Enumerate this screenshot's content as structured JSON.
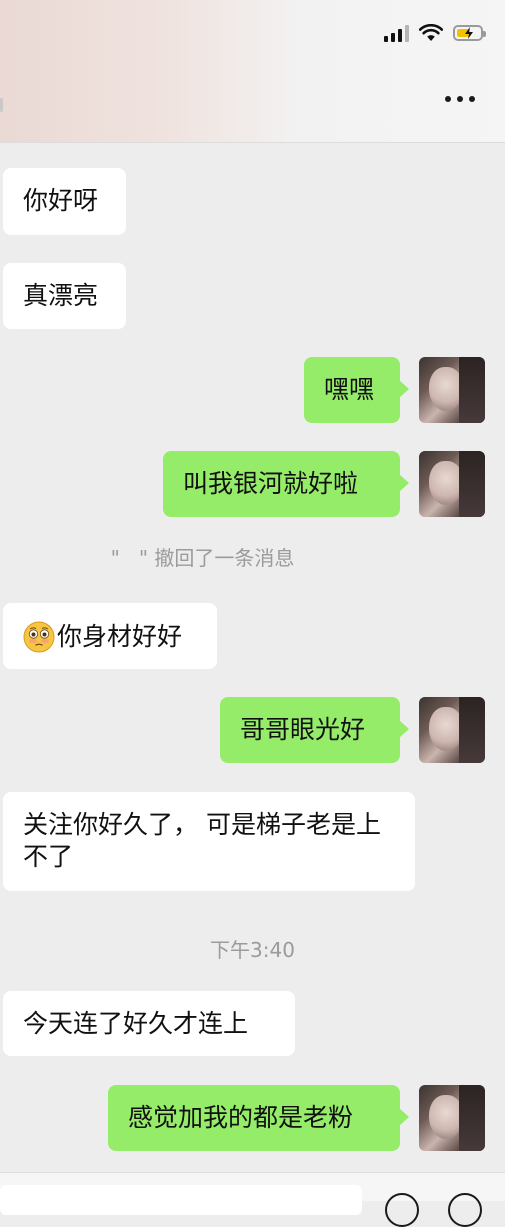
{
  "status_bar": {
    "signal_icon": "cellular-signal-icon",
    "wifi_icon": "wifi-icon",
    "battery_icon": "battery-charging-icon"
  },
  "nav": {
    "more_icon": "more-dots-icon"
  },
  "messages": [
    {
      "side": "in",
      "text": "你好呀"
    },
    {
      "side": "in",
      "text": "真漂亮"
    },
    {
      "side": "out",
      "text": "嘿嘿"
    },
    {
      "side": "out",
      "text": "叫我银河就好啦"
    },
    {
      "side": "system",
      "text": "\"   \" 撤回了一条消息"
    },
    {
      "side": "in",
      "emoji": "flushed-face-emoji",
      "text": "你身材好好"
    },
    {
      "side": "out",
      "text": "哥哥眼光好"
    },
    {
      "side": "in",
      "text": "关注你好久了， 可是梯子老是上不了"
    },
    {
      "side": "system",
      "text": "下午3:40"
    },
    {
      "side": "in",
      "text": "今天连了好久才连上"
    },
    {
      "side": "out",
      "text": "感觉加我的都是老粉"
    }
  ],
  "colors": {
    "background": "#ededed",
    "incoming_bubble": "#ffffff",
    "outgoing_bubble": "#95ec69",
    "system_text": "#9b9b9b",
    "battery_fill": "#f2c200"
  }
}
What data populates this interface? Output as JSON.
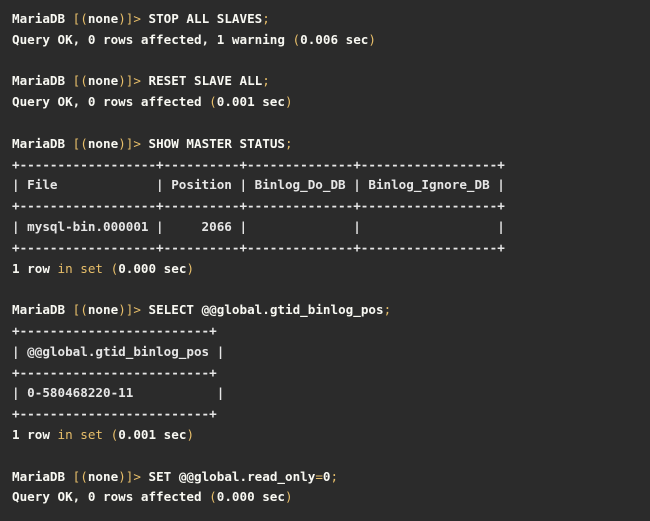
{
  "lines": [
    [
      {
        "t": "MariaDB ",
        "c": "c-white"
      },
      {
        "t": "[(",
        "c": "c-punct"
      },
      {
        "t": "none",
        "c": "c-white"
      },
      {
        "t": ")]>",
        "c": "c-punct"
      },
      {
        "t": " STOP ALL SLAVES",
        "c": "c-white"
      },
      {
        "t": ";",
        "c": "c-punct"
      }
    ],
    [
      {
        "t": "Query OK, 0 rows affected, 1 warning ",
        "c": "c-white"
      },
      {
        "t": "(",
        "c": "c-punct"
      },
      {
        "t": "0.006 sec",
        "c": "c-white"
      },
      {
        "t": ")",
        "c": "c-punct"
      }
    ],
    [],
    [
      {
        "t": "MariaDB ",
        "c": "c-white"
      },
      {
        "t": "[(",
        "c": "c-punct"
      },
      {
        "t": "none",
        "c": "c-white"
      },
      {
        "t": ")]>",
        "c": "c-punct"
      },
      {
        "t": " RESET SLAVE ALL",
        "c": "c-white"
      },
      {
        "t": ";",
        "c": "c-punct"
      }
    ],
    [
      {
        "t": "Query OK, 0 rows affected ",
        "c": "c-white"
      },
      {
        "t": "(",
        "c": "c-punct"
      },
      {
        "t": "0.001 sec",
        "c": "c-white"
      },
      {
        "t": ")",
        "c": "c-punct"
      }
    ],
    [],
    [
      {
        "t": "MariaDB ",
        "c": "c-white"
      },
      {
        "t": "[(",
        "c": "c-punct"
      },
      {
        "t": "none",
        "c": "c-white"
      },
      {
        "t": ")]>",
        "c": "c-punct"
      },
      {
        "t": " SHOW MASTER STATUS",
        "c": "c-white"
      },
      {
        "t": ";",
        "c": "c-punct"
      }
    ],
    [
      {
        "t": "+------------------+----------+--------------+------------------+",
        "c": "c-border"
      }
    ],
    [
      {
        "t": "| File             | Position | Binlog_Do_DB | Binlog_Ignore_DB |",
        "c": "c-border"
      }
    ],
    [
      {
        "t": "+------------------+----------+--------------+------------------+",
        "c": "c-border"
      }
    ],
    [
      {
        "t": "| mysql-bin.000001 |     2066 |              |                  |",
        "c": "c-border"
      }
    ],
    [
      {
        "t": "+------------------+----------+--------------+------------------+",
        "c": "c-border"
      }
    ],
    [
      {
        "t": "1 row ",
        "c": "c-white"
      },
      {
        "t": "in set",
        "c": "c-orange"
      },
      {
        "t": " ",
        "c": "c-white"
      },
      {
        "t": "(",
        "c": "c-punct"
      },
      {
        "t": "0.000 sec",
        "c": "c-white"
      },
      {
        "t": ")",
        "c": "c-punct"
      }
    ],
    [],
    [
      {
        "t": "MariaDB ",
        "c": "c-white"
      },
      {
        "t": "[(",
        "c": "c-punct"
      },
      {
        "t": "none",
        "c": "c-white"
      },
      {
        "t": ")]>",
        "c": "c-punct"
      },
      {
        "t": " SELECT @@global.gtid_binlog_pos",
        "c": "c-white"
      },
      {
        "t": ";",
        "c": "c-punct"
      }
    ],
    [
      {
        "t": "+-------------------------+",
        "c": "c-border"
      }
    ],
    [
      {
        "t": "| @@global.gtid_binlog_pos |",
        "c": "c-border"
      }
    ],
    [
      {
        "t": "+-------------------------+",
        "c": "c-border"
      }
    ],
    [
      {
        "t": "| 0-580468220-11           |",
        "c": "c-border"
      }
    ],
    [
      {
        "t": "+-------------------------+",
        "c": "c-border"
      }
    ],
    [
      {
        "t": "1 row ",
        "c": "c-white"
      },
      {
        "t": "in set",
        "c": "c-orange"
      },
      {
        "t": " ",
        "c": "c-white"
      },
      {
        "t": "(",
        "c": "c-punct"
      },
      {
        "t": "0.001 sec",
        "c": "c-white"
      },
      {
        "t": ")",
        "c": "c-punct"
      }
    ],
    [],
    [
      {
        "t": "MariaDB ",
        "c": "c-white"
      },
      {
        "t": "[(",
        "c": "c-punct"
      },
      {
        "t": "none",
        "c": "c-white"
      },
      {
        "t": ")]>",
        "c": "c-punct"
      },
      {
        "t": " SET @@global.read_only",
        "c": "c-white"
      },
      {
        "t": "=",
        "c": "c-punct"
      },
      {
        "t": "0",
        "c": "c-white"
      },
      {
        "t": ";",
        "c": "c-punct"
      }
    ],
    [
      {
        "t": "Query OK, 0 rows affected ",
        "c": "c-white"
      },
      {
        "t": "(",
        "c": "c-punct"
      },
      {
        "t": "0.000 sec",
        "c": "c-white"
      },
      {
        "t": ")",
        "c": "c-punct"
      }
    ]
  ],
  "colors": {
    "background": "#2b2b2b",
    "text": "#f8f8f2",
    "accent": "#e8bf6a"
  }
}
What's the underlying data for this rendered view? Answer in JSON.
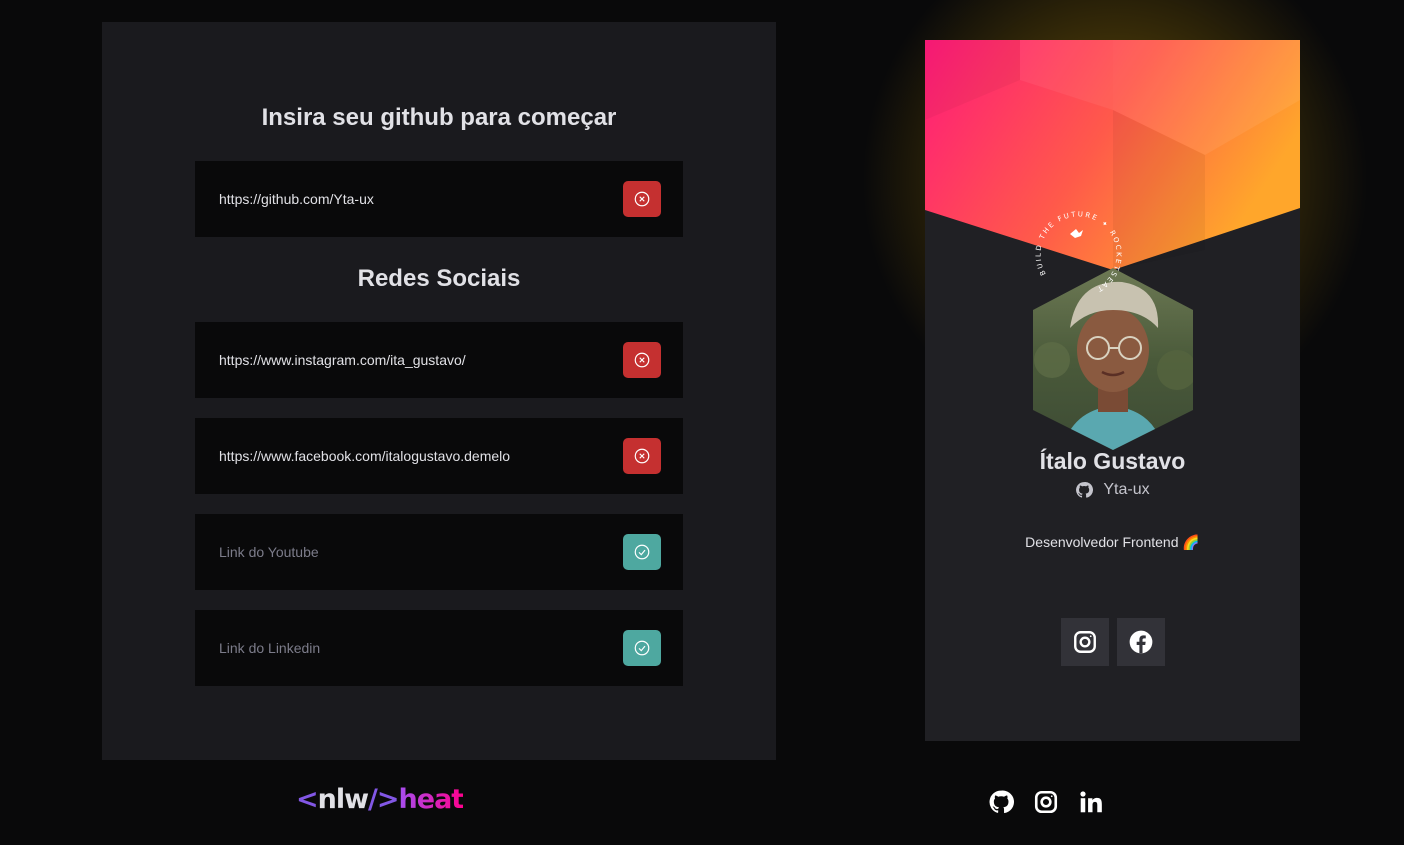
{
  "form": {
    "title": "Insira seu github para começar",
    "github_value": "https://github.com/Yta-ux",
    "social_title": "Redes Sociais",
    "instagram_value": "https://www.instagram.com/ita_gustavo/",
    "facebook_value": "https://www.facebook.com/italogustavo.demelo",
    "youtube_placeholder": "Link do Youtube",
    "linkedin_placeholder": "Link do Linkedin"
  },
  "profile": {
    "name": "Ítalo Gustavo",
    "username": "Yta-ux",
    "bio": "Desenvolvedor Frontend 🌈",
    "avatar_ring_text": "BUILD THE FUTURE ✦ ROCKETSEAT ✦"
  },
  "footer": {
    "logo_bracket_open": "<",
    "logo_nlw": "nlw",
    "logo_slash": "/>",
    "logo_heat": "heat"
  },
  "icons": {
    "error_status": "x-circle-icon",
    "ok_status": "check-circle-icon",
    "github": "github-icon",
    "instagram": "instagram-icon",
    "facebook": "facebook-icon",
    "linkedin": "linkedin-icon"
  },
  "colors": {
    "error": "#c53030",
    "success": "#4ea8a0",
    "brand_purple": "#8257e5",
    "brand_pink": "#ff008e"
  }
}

> _To do_: Leave out the pictures, and give all the records again exactly.

> _Full solution_:
Enumerate this screenshot's content as structured JSON.
{
  "status_bar": {
    "signal_icon": "cellular-signal-icon",
    "wifi_icon": "wifi-icon",
    "battery_icon": "battery-charging-icon"
  },
  "nav": {
    "more_icon": "more-dots-icon"
  },
  "messages": [
    {
      "side": "in",
      "text": "你好呀"
    },
    {
      "side": "in",
      "text": "真漂亮"
    },
    {
      "side": "out",
      "text": "嘿嘿"
    },
    {
      "side": "out",
      "text": "叫我银河就好啦"
    },
    {
      "side": "system",
      "text": "\"   \" 撤回了一条消息"
    },
    {
      "side": "in",
      "emoji": "flushed-face-emoji",
      "text": "你身材好好"
    },
    {
      "side": "out",
      "text": "哥哥眼光好"
    },
    {
      "side": "in",
      "text": "关注你好久了， 可是梯子老是上不了"
    },
    {
      "side": "system",
      "text": "下午3:40"
    },
    {
      "side": "in",
      "text": "今天连了好久才连上"
    },
    {
      "side": "out",
      "text": "感觉加我的都是老粉"
    }
  ],
  "colors": {
    "background": "#ededed",
    "incoming_bubble": "#ffffff",
    "outgoing_bubble": "#95ec69",
    "system_text": "#9b9b9b",
    "battery_fill": "#f2c200"
  }
}
What data populates this interface? Output as JSON.
{
  "lines": [
    [
      {
        "t": "MariaDB ",
        "c": "c-white"
      },
      {
        "t": "[(",
        "c": "c-punct"
      },
      {
        "t": "none",
        "c": "c-white"
      },
      {
        "t": ")]>",
        "c": "c-punct"
      },
      {
        "t": " STOP ALL SLAVES",
        "c": "c-white"
      },
      {
        "t": ";",
        "c": "c-punct"
      }
    ],
    [
      {
        "t": "Query OK, 0 rows affected, 1 warning ",
        "c": "c-white"
      },
      {
        "t": "(",
        "c": "c-punct"
      },
      {
        "t": "0.006 sec",
        "c": "c-white"
      },
      {
        "t": ")",
        "c": "c-punct"
      }
    ],
    [],
    [
      {
        "t": "MariaDB ",
        "c": "c-white"
      },
      {
        "t": "[(",
        "c": "c-punct"
      },
      {
        "t": "none",
        "c": "c-white"
      },
      {
        "t": ")]>",
        "c": "c-punct"
      },
      {
        "t": " RESET SLAVE ALL",
        "c": "c-white"
      },
      {
        "t": ";",
        "c": "c-punct"
      }
    ],
    [
      {
        "t": "Query OK, 0 rows affected ",
        "c": "c-white"
      },
      {
        "t": "(",
        "c": "c-punct"
      },
      {
        "t": "0.001 sec",
        "c": "c-white"
      },
      {
        "t": ")",
        "c": "c-punct"
      }
    ],
    [],
    [
      {
        "t": "MariaDB ",
        "c": "c-white"
      },
      {
        "t": "[(",
        "c": "c-punct"
      },
      {
        "t": "none",
        "c": "c-white"
      },
      {
        "t": ")]>",
        "c": "c-punct"
      },
      {
        "t": " SHOW MASTER STATUS",
        "c": "c-white"
      },
      {
        "t": ";",
        "c": "c-punct"
      }
    ],
    [
      {
        "t": "+------------------+----------+--------------+------------------+",
        "c": "c-border"
      }
    ],
    [
      {
        "t": "| File             | Position | Binlog_Do_DB | Binlog_Ignore_DB |",
        "c": "c-border"
      }
    ],
    [
      {
        "t": "+------------------+----------+--------------+------------------+",
        "c": "c-border"
      }
    ],
    [
      {
        "t": "| mysql-bin.000001 |     2066 |              |                  |",
        "c": "c-border"
      }
    ],
    [
      {
        "t": "+------------------+----------+--------------+------------------+",
        "c": "c-border"
      }
    ],
    [
      {
        "t": "1 row ",
        "c": "c-white"
      },
      {
        "t": "in set",
        "c": "c-orange"
      },
      {
        "t": " ",
        "c": "c-white"
      },
      {
        "t": "(",
        "c": "c-punct"
      },
      {
        "t": "0.000 sec",
        "c": "c-white"
      },
      {
        "t": ")",
        "c": "c-punct"
      }
    ],
    [],
    [
      {
        "t": "MariaDB ",
        "c": "c-white"
      },
      {
        "t": "[(",
        "c": "c-punct"
      },
      {
        "t": "none",
        "c": "c-white"
      },
      {
        "t": ")]>",
        "c": "c-punct"
      },
      {
        "t": " SELECT @@global.gtid_binlog_pos",
        "c": "c-white"
      },
      {
        "t": ";",
        "c": "c-punct"
      }
    ],
    [
      {
        "t": "+-------------------------+",
        "c": "c-border"
      }
    ],
    [
      {
        "t": "| @@global.gtid_binlog_pos |",
        "c": "c-border"
      }
    ],
    [
      {
        "t": "+-------------------------+",
        "c": "c-border"
      }
    ],
    [
      {
        "t": "| 0-580468220-11           |",
        "c": "c-border"
      }
    ],
    [
      {
        "t": "+-------------------------+",
        "c": "c-border"
      }
    ],
    [
      {
        "t": "1 row ",
        "c": "c-white"
      },
      {
        "t": "in set",
        "c": "c-orange"
      },
      {
        "t": " ",
        "c": "c-white"
      },
      {
        "t": "(",
        "c": "c-punct"
      },
      {
        "t": "0.001 sec",
        "c": "c-white"
      },
      {
        "t": ")",
        "c": "c-punct"
      }
    ],
    [],
    [
      {
        "t": "MariaDB ",
        "c": "c-white"
      },
      {
        "t": "[(",
        "c": "c-punct"
      },
      {
        "t": "none",
        "c": "c-white"
      },
      {
        "t": ")]>",
        "c": "c-punct"
      },
      {
        "t": " SET @@global.read_only",
        "c": "c-white"
      },
      {
        "t": "=",
        "c": "c-punct"
      },
      {
        "t": "0",
        "c": "c-white"
      },
      {
        "t": ";",
        "c": "c-punct"
      }
    ],
    [
      {
        "t": "Query OK, 0 rows affected ",
        "c": "c-white"
      },
      {
        "t": "(",
        "c": "c-punct"
      },
      {
        "t": "0.000 sec",
        "c": "c-white"
      },
      {
        "t": ")",
        "c": "c-punct"
      }
    ]
  ],
  "colors": {
    "background": "#2b2b2b",
    "text": "#f8f8f2",
    "accent": "#e8bf6a"
  }
}
What's the underlying data for this rendered view? Answer in JSON.
{
  "form": {
    "title": "Insira seu github para começar",
    "github_value": "https://github.com/Yta-ux",
    "social_title": "Redes Sociais",
    "instagram_value": "https://www.instagram.com/ita_gustavo/",
    "facebook_value": "https://www.facebook.com/italogustavo.demelo",
    "youtube_placeholder": "Link do Youtube",
    "linkedin_placeholder": "Link do Linkedin"
  },
  "profile": {
    "name": "Ítalo Gustavo",
    "username": "Yta-ux",
    "bio": "Desenvolvedor Frontend 🌈",
    "avatar_ring_text": "BUILD THE FUTURE ✦ ROCKETSEAT ✦"
  },
  "footer": {
    "logo_bracket_open": "<",
    "logo_nlw": "nlw",
    "logo_slash": "/>",
    "logo_heat": "heat"
  },
  "icons": {
    "error_status": "x-circle-icon",
    "ok_status": "check-circle-icon",
    "github": "github-icon",
    "instagram": "instagram-icon",
    "facebook": "facebook-icon",
    "linkedin": "linkedin-icon"
  },
  "colors": {
    "error": "#c53030",
    "success": "#4ea8a0",
    "brand_purple": "#8257e5",
    "brand_pink": "#ff008e"
  }
}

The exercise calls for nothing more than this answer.